* [Objective] Give the data again exactly as written, skipping any pictures.

[Saved entries]
* Start *

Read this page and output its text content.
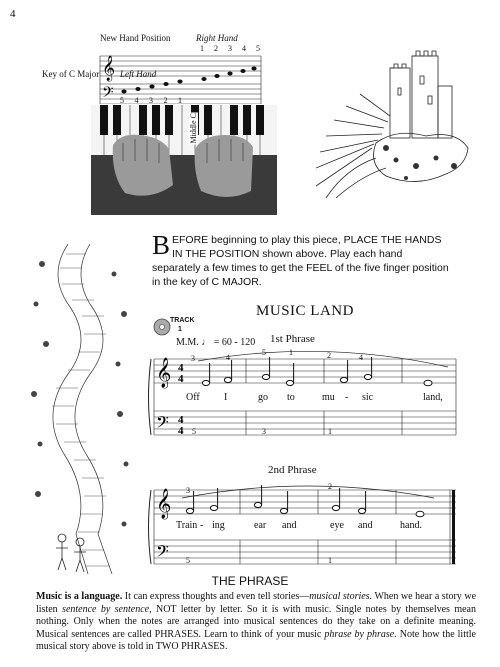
4
New Hand Position	Right Hand
Left Hand
Key of C Major 𝄞
𝄢
1 2 3 4 5
5 4 3 2 1
Middle C
BEFORE beginning to play this piece, PLACE THE HANDS IN THE POSITION shown above. Play each hand separately a few times to get the FEEL of the five finger position in the key of C MAJOR.
TRACK
1
MUSIC LAND
M.M. ♩ = 60 - 120 1st Phrase
𝄞
𝄢
4
4
4
4
3	4
5	1	2	4
5	3	1
Off I	go to	mu - sic	land,
2nd Phrase
𝄞
𝄢
3	2
5	1
Train - ing	ear and	eye and	hand.
THE PHRASE
Music is a language. It can express thoughts and even tell stories—musical stories. When we hear a story we listen sentence by sentence, NOT letter by letter. So it is with music. Single notes by themselves mean nothing. Only when the notes are arranged into musical sentences do they take on a definite meaning. Musical sentences are called PHRASES. Learn to think of your music phrase by phrase. Note how the little musical story above is told in TWO PHRASES.
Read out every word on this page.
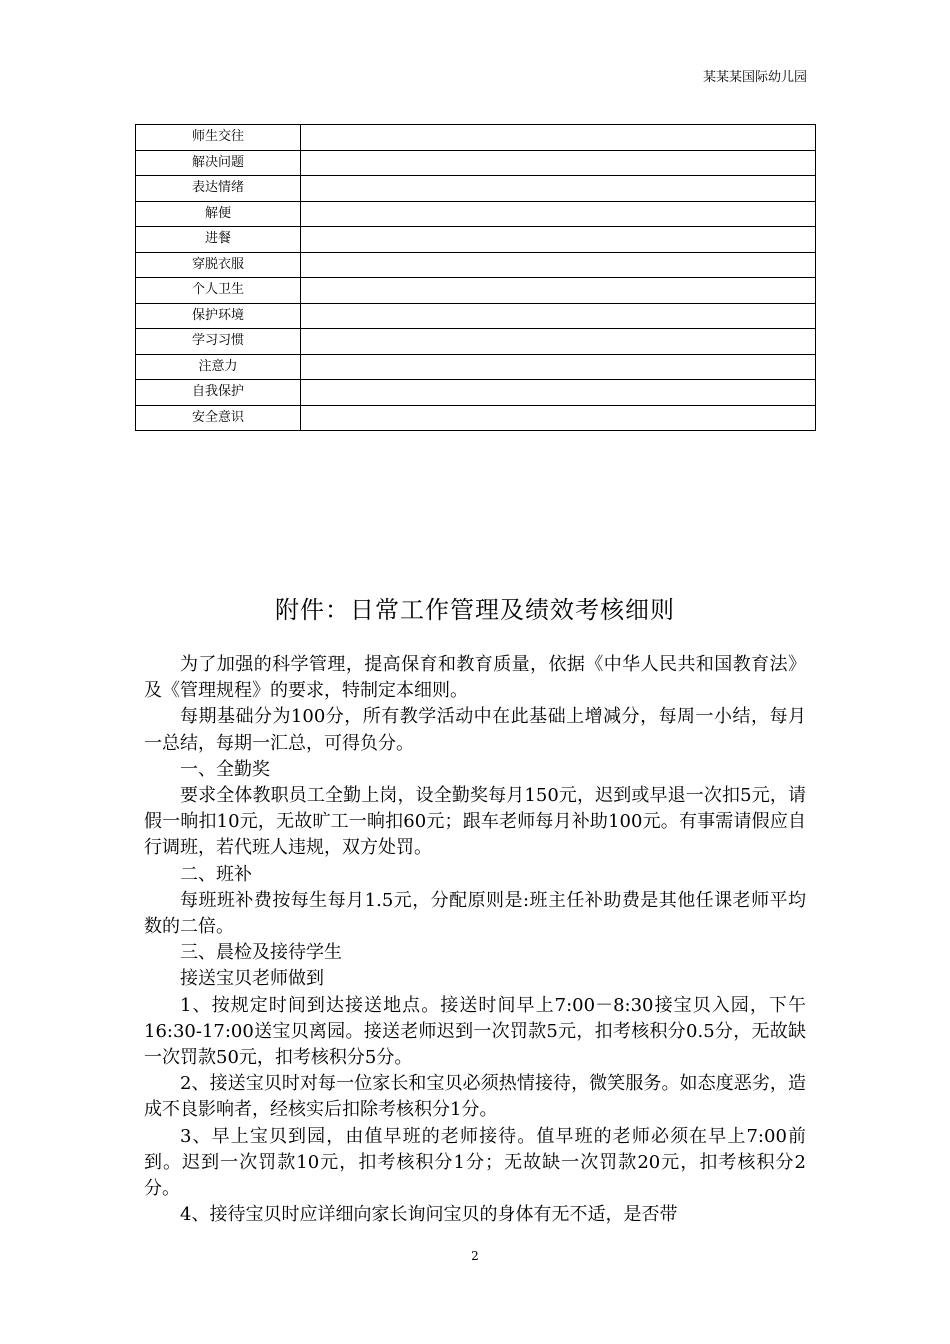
某某某国际幼儿园
师生交往	
解决问题	
表达情绪	
解便	
进餐	
穿脱衣服	
个人卫生	
保护环境	
学习习惯	
注意力	
自我保护	
安全意识	
附件：日常工作管理及绩效考核细则

为了加强的科学管理，提高保育和教育质量，依据《中华人民共和国教育法》及《管理规程》的要求，特制定本细则。

每期基础分为100分，所有教学活动中在此基础上增减分，每周一小结，每月一总结，每期一汇总，可得负分。

一、全勤奖

要求全体教职员工全勤上岗，设全勤奖每月150元，迟到或早退一次扣5元，请假一晌扣10元，无故旷工一晌扣60元；跟车老师每月补助100元。有事需请假应自行调班，若代班人违规，双方处罚。

二、班补

每班班补费按每生每月1.5元，分配原则是:班主任补助费是其他任课老师平均数的二倍。

三、晨检及接待学生

接送宝贝老师做到

1、按规定时间到达接送地点。接送时间早上7:00－8:30接宝贝入园，下午16:30-17:00送宝贝离园。接送老师迟到一次罚款5元，扣考核积分0.5分，无故缺一次罚款50元，扣考核积分5分。

2、接送宝贝时对每一位家长和宝贝必须热情接待，微笑服务。如态度恶劣，造成不良影响者，经核实后扣除考核积分1分。

3、早上宝贝到园，由值早班的老师接待。值早班的老师必须在早上7:00前到。迟到一次罚款10元，扣考核积分1分；无故缺一次罚款20元，扣考核积分2分。

4、接待宝贝时应详细向家长询问宝贝的身体有无不适，是否带

2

* End *

* [Full response]
Read this page and output its text content.
4
New Hand Position	Right Hand
Left Hand
Key of C Major 𝄞
𝄢
1 2 3 4 5
5 4 3 2 1
Middle C
BEFORE beginning to play this piece, PLACE THE HANDS IN THE POSITION shown above. Play each hand separately a few times to get the FEEL of the five finger position in the key of C MAJOR.
TRACK
1
MUSIC LAND
M.M. ♩ = 60 - 120 1st Phrase
𝄞
𝄢
4
4
4
4
3	4
5	1	2	4
5	3	1
Off I	go to	mu - sic	land,
2nd Phrase
𝄞
𝄢
3	2
5	1
Train - ing	ear and	eye and	hand.
THE PHRASE
Music is a language. It can express thoughts and even tell stories—musical stories. When we hear a story we listen sentence by sentence, NOT letter by letter. So it is with music. Single notes by themselves mean nothing. Only when the notes are arranged into musical sentences do they take on a definite meaning. Musical sentences are called PHRASES. Learn to think of your music phrase by phrase. Note how the little musical story above is told in TWO PHRASES.
Read out every word on this page.
某某某国际幼儿园
师生交往	
解决问题	
表达情绪	
解便	
进餐	
穿脱衣服	
个人卫生	
保护环境	
学习习惯	
注意力	
自我保护	
安全意识	
附件：日常工作管理及绩效考核细则

为了加强的科学管理，提高保育和教育质量，依据《中华人民共和国教育法》及《管理规程》的要求，特制定本细则。

每期基础分为100分，所有教学活动中在此基础上增减分，每周一小结，每月一总结，每期一汇总，可得负分。

一、全勤奖

要求全体教职员工全勤上岗，设全勤奖每月150元，迟到或早退一次扣5元，请假一晌扣10元，无故旷工一晌扣60元；跟车老师每月补助100元。有事需请假应自行调班，若代班人违规，双方处罚。

二、班补

每班班补费按每生每月1.5元，分配原则是:班主任补助费是其他任课老师平均数的二倍。

三、晨检及接待学生

接送宝贝老师做到

1、按规定时间到达接送地点。接送时间早上7:00－8:30接宝贝入园，下午16:30-17:00送宝贝离园。接送老师迟到一次罚款5元，扣考核积分0.5分，无故缺一次罚款50元，扣考核积分5分。

2、接送宝贝时对每一位家长和宝贝必须热情接待，微笑服务。如态度恶劣，造成不良影响者，经核实后扣除考核积分1分。

3、早上宝贝到园，由值早班的老师接待。值早班的老师必须在早上7:00前到。迟到一次罚款10元，扣考核积分1分；无故缺一次罚款20元，扣考核积分2分。

4、接待宝贝时应详细向家长询问宝贝的身体有无不适，是否带

2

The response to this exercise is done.